(Dataset items)
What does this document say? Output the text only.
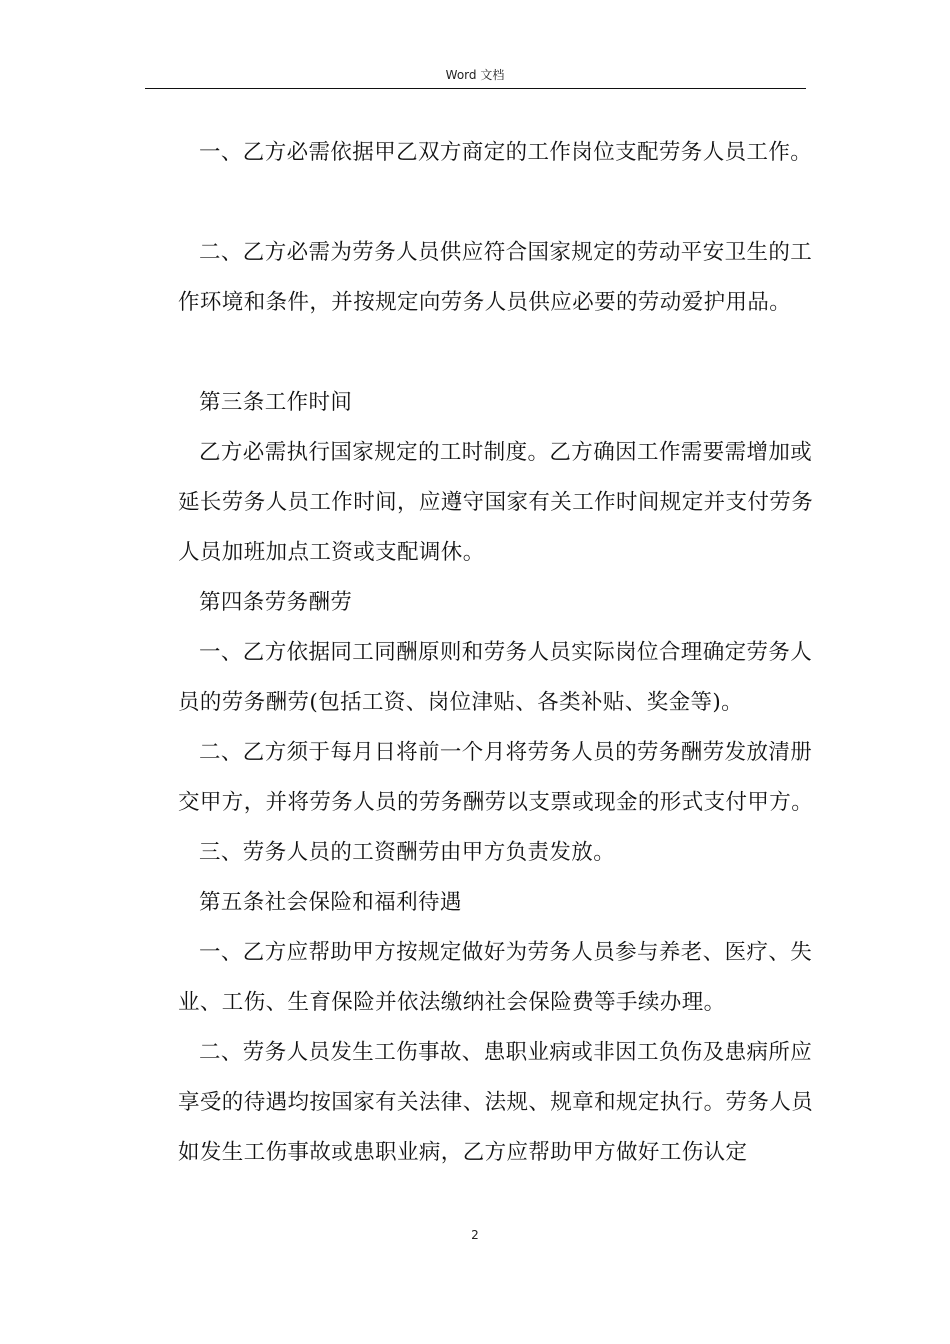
Word 文档

一、乙方必需依据甲乙双方商定的工作岗位支配劳务人员工作。

二、乙方必需为劳务人员供应符合国家规定的劳动平安卫生的工作环境和条件，并按规定向劳务人员供应必要的劳动爱护用品。

第三条工作时间

乙方必需执行国家规定的工时制度。乙方确因工作需要需增加或延长劳务人员工作时间，应遵守国家有关工作时间规定并支付劳务人员加班加点工资或支配调休。

第四条劳务酬劳

一、乙方依据同工同酬原则和劳务人员实际岗位合理确定劳务人员的劳务酬劳(包括工资、岗位津贴、各类补贴、奖金等)。

二、乙方须于每月日将前一个月将劳务人员的劳务酬劳发放清册交甲方，并将劳务人员的劳务酬劳以支票或现金的形式支付甲方。

三、劳务人员的工资酬劳由甲方负责发放。

第五条社会保险和福利待遇

一、乙方应帮助甲方按规定做好为劳务人员参与养老、医疗、失业、工伤、生育保险并依法缴纳社会保险费等手续办理。

二、劳务人员发生工伤事故、患职业病或非因工负伤及患病所应享受的待遇均按国家有关法律、法规、规章和规定执行。劳务人员如发生工伤事故或患职业病，乙方应帮助甲方做好工伤认定

2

### [Given instruction]
Repeat every record precisely. Any picture among them stays out of the copy.

### [Written answer]
What does this document say? Output the text only.
Word 文档

一、乙方必需依据甲乙双方商定的工作岗位支配劳务人员工作。

二、乙方必需为劳务人员供应符合国家规定的劳动平安卫生的工作环境和条件，并按规定向劳务人员供应必要的劳动爱护用品。

第三条工作时间

乙方必需执行国家规定的工时制度。乙方确因工作需要需增加或延长劳务人员工作时间，应遵守国家有关工作时间规定并支付劳务人员加班加点工资或支配调休。

第四条劳务酬劳

一、乙方依据同工同酬原则和劳务人员实际岗位合理确定劳务人员的劳务酬劳(包括工资、岗位津贴、各类补贴、奖金等)。

二、乙方须于每月日将前一个月将劳务人员的劳务酬劳发放清册交甲方，并将劳务人员的劳务酬劳以支票或现金的形式支付甲方。

三、劳务人员的工资酬劳由甲方负责发放。

第五条社会保险和福利待遇

一、乙方应帮助甲方按规定做好为劳务人员参与养老、医疗、失业、工伤、生育保险并依法缴纳社会保险费等手续办理。

二、劳务人员发生工伤事故、患职业病或非因工负伤及患病所应享受的待遇均按国家有关法律、法规、规章和规定执行。劳务人员如发生工伤事故或患职业病，乙方应帮助甲方做好工伤认定

2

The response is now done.